### Written request
Count the lines below that contain the word "которые", and report only that number.

### Exercise data
══════════════════════════════

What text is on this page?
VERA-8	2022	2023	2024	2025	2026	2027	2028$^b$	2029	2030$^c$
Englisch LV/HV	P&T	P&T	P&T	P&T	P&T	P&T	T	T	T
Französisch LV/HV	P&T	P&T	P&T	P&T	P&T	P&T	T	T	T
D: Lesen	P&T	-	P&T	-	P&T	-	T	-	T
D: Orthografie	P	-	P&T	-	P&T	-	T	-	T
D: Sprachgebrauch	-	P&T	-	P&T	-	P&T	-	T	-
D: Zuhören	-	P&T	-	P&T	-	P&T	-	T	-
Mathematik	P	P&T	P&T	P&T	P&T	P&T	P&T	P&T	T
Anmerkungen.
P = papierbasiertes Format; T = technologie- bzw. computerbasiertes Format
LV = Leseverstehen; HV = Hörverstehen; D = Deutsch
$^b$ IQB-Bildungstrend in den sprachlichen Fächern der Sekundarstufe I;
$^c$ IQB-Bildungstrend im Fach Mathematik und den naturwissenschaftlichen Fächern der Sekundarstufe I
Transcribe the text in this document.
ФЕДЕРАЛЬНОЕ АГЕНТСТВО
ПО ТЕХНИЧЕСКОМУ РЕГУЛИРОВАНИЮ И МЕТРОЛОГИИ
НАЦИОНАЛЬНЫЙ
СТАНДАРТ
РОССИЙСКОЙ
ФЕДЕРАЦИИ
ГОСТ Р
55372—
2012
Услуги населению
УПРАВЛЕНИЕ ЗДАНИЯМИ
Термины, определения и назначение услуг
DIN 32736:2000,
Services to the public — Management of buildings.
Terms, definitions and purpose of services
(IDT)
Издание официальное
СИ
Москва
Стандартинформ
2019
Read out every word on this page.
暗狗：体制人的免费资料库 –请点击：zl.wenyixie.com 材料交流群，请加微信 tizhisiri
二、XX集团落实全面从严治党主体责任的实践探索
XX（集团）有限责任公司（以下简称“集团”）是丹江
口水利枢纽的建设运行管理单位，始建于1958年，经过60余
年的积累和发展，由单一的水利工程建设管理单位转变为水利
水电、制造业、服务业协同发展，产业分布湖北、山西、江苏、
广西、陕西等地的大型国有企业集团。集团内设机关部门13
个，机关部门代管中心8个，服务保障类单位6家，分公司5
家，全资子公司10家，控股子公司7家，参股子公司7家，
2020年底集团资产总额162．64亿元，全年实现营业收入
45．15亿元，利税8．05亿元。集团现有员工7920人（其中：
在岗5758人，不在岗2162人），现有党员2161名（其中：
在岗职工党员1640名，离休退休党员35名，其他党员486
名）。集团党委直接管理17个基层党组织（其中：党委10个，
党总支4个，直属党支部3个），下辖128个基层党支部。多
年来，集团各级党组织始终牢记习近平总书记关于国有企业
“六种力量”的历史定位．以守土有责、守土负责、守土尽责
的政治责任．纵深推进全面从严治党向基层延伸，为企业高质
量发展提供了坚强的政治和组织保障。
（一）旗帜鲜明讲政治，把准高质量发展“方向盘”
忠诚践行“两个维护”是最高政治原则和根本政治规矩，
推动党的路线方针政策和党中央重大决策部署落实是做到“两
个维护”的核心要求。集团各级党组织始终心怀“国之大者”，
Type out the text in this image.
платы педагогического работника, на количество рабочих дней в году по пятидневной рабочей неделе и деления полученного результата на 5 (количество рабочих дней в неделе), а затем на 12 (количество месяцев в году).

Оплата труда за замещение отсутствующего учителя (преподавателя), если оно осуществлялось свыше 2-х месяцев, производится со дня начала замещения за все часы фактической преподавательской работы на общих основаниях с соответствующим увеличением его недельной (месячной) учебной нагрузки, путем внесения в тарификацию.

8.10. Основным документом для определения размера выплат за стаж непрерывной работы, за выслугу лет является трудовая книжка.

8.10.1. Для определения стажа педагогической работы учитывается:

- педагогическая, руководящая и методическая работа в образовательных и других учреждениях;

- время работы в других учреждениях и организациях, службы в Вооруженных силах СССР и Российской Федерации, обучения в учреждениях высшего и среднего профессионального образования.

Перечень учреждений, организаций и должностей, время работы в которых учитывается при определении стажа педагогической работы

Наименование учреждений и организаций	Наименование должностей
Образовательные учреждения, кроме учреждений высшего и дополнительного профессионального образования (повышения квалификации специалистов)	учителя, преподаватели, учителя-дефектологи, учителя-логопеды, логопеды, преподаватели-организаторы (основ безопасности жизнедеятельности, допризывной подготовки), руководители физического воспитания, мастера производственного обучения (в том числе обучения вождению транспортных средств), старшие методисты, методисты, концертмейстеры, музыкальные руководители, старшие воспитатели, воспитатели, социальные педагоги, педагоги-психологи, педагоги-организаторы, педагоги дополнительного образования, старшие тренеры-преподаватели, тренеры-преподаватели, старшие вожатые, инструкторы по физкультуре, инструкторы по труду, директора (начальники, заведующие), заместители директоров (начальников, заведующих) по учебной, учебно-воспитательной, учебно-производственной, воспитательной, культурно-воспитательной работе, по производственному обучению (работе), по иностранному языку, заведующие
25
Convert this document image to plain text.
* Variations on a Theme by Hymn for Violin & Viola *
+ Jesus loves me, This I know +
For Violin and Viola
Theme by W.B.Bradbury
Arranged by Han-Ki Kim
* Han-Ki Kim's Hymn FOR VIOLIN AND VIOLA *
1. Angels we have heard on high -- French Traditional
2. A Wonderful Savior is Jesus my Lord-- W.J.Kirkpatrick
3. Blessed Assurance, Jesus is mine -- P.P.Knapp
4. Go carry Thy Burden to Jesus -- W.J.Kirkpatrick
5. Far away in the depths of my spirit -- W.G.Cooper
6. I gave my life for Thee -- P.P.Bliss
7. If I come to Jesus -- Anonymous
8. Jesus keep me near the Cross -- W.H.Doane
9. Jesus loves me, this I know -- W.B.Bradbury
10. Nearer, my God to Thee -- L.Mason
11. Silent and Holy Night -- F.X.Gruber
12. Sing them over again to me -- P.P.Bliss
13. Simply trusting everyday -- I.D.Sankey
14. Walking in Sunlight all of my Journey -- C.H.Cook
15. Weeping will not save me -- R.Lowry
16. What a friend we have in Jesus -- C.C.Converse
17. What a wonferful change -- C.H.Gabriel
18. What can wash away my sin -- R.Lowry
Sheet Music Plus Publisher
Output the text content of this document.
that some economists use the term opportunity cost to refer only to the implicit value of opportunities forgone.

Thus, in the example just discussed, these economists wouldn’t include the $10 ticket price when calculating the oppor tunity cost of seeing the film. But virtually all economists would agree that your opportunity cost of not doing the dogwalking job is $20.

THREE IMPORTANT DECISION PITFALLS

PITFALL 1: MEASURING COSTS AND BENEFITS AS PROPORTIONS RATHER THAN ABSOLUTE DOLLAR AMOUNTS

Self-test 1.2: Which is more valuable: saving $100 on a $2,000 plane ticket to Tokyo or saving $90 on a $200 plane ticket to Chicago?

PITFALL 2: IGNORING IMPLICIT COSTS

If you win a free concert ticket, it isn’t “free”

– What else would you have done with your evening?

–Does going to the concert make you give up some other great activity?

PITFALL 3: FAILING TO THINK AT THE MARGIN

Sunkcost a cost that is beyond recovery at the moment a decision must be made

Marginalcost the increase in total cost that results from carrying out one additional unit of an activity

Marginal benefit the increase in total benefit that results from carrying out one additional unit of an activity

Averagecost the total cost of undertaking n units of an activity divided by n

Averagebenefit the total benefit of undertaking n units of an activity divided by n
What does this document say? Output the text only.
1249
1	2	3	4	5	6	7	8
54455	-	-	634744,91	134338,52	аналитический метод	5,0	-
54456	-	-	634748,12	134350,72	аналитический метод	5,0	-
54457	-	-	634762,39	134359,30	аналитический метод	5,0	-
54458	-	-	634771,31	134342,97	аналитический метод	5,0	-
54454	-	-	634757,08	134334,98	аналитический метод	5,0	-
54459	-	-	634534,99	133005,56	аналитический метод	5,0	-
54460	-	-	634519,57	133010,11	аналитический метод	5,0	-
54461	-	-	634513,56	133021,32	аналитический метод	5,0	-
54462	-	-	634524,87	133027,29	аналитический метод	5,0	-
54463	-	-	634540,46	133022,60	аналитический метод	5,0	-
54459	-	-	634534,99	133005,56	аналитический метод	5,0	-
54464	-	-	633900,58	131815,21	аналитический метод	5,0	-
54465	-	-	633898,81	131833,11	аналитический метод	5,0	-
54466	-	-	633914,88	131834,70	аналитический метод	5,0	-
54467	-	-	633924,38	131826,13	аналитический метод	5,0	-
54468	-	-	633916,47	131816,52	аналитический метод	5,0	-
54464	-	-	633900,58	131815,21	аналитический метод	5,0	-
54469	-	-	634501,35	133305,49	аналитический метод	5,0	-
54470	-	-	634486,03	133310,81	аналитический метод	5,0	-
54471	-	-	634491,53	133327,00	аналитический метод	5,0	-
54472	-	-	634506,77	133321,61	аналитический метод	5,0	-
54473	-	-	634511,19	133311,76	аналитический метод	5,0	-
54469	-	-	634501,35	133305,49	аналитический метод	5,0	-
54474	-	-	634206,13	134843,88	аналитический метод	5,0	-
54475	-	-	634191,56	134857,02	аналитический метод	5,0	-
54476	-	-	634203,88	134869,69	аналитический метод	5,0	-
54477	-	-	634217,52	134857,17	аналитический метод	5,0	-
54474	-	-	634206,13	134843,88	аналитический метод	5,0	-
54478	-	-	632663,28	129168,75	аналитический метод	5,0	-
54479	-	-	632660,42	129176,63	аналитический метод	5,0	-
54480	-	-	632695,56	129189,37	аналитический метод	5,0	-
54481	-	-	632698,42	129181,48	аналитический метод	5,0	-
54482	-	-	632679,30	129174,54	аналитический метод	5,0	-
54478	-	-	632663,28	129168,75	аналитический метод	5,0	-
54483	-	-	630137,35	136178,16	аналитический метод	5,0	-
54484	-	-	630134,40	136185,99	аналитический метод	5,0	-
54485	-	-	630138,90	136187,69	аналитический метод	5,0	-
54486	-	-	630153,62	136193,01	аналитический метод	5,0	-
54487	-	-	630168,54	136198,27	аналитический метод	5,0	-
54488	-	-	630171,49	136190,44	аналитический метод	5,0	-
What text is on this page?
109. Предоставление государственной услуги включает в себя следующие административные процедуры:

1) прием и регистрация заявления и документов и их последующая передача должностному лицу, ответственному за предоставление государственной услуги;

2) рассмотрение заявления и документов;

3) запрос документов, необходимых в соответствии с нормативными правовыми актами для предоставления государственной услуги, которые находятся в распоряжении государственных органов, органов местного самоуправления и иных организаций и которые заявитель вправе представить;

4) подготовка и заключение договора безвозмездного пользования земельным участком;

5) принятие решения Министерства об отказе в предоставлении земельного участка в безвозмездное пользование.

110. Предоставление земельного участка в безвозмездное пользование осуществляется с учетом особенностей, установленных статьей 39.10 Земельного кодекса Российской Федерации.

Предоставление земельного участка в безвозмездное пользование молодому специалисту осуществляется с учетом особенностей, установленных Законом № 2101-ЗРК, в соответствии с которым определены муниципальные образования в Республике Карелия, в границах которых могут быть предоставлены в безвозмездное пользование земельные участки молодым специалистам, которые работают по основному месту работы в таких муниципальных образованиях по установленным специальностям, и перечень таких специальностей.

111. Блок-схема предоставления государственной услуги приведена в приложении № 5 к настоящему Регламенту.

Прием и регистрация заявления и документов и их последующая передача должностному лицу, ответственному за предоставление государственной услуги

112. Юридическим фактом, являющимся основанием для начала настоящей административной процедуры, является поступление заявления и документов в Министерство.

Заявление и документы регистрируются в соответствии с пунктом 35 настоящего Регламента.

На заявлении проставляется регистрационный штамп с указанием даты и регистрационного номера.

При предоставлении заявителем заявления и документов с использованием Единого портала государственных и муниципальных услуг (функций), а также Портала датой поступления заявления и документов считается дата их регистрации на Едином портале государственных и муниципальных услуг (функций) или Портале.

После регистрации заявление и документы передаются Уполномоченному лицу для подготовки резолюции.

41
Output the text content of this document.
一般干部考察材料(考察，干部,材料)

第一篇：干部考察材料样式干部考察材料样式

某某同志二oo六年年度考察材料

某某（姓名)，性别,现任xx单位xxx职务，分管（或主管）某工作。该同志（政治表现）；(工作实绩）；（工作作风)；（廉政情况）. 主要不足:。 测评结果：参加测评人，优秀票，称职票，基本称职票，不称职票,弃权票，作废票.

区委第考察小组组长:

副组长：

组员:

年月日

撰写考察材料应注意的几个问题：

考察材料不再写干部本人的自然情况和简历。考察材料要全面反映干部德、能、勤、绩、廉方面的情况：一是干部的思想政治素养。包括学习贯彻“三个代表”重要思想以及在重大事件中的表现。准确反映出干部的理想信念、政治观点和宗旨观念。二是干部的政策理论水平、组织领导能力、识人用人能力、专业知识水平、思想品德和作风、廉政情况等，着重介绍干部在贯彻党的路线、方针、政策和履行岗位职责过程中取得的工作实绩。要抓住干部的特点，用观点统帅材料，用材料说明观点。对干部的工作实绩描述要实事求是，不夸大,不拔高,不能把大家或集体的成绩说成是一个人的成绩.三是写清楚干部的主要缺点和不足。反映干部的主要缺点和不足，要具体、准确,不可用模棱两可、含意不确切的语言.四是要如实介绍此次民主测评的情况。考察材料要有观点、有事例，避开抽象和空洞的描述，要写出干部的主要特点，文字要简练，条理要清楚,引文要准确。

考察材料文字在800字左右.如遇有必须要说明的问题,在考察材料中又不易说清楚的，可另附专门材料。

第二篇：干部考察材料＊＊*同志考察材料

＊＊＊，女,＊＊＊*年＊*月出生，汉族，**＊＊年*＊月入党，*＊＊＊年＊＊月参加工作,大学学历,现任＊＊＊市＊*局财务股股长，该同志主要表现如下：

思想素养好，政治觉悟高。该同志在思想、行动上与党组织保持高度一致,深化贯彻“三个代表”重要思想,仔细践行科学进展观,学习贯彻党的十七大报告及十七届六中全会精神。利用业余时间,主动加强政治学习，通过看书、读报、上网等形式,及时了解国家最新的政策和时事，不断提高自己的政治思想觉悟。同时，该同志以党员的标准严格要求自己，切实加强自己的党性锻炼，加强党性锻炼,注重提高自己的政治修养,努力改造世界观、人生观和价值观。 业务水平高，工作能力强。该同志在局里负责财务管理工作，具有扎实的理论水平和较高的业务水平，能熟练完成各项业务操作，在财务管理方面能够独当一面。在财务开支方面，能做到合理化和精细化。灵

══════════════════════════════

### Output
2